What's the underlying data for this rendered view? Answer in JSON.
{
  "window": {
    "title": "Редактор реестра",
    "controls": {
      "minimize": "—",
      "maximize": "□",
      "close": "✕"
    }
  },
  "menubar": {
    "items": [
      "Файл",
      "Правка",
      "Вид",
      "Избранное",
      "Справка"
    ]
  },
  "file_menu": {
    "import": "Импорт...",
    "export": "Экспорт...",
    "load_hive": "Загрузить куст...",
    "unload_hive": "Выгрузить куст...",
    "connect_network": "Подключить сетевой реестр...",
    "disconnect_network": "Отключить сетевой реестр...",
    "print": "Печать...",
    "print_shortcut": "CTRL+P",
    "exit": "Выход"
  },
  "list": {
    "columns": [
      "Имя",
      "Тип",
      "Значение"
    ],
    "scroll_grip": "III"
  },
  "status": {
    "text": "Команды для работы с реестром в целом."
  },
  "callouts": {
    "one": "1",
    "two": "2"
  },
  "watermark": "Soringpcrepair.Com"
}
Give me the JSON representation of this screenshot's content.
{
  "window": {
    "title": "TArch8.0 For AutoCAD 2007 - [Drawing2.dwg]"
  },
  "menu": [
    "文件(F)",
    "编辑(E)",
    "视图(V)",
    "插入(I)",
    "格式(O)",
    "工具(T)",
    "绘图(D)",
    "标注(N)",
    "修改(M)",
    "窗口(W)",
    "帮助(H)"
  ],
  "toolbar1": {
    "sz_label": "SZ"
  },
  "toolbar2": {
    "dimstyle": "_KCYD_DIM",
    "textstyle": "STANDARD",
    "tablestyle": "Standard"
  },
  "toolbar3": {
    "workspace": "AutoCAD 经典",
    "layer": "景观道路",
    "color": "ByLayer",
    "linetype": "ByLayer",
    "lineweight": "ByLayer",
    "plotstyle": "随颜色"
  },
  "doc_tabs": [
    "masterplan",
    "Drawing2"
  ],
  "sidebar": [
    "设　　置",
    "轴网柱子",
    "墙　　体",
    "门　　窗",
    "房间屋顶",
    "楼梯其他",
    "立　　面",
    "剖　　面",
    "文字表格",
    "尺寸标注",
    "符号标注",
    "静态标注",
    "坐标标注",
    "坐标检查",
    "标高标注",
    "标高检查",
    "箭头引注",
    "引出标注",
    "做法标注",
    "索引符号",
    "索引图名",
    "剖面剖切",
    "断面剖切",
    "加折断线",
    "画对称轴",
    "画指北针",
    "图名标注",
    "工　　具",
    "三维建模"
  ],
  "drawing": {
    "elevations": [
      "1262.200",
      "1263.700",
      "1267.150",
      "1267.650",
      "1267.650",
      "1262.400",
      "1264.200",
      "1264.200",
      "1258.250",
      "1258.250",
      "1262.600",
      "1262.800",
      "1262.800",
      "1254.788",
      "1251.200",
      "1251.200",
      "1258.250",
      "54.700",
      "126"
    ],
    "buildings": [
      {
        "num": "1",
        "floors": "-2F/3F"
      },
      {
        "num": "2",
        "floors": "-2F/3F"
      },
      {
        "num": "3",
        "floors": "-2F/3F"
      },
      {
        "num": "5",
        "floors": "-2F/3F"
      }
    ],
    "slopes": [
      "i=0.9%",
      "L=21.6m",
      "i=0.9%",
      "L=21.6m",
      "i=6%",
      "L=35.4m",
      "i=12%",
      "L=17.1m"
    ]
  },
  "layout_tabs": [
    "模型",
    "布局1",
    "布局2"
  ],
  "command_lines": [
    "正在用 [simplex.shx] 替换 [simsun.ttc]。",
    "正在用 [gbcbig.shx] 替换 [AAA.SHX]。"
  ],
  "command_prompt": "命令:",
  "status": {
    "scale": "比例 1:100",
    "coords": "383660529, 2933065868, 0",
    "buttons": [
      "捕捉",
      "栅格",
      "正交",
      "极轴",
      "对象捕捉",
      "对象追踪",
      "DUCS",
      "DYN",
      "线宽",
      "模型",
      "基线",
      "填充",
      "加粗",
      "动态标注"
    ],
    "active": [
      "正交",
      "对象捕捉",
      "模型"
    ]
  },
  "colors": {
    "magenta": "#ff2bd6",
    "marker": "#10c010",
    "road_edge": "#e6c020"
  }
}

━━━━

Exercise goal
Gather up every line from the listing above in which the word "this" occurs.

Response to the task
What's the underlying data for this rendered view? Answer in JSON.
Give me the JSON representation of this screenshot's content.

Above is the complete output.